Count the lines in the data below where the string "JSON" occurs, please, and give the number alone.

■ **Dataset rows**
— Start —
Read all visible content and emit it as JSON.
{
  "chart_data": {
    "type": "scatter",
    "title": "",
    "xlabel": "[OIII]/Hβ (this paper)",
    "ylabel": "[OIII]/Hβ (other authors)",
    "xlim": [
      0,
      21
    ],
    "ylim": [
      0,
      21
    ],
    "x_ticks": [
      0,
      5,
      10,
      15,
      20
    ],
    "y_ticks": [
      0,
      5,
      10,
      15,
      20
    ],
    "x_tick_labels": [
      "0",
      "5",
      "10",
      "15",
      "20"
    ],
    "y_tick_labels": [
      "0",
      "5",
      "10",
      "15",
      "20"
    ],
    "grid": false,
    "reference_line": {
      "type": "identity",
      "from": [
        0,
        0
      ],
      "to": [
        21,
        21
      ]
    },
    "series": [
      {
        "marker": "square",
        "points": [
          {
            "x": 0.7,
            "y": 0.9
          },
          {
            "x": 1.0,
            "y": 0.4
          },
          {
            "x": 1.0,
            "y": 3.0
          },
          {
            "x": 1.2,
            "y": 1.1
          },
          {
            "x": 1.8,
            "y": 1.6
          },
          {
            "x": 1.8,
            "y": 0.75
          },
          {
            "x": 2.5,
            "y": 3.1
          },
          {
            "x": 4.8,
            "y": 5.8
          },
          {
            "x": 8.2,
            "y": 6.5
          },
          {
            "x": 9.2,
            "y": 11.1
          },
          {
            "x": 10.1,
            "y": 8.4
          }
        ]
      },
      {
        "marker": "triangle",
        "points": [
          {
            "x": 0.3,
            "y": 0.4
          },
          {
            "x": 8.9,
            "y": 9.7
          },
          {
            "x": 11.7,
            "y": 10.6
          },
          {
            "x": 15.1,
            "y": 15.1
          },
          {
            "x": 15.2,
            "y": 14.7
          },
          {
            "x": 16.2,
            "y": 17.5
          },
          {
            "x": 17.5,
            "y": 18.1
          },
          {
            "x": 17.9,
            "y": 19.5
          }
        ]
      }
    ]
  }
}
— End —
— Start —
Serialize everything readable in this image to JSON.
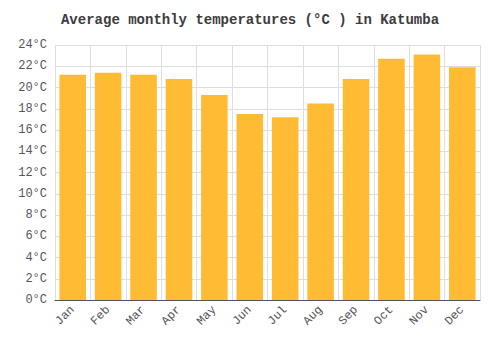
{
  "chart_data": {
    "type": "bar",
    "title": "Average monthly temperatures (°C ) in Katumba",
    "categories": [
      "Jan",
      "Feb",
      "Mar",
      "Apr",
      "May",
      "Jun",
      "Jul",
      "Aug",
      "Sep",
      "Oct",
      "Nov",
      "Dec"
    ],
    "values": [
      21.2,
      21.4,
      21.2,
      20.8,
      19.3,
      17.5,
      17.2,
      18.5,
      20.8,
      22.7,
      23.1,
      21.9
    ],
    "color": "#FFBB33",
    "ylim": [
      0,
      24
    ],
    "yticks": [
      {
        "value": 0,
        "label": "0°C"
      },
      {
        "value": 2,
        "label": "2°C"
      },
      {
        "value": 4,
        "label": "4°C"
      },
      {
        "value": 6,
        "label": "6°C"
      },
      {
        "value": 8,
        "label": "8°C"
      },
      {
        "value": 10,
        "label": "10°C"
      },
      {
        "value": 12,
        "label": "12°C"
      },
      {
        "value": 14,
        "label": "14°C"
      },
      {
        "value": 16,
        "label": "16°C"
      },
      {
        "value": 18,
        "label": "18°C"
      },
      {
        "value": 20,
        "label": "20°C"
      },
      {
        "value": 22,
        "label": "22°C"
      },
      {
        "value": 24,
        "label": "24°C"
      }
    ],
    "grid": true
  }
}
— End —
■ **Task answer**
2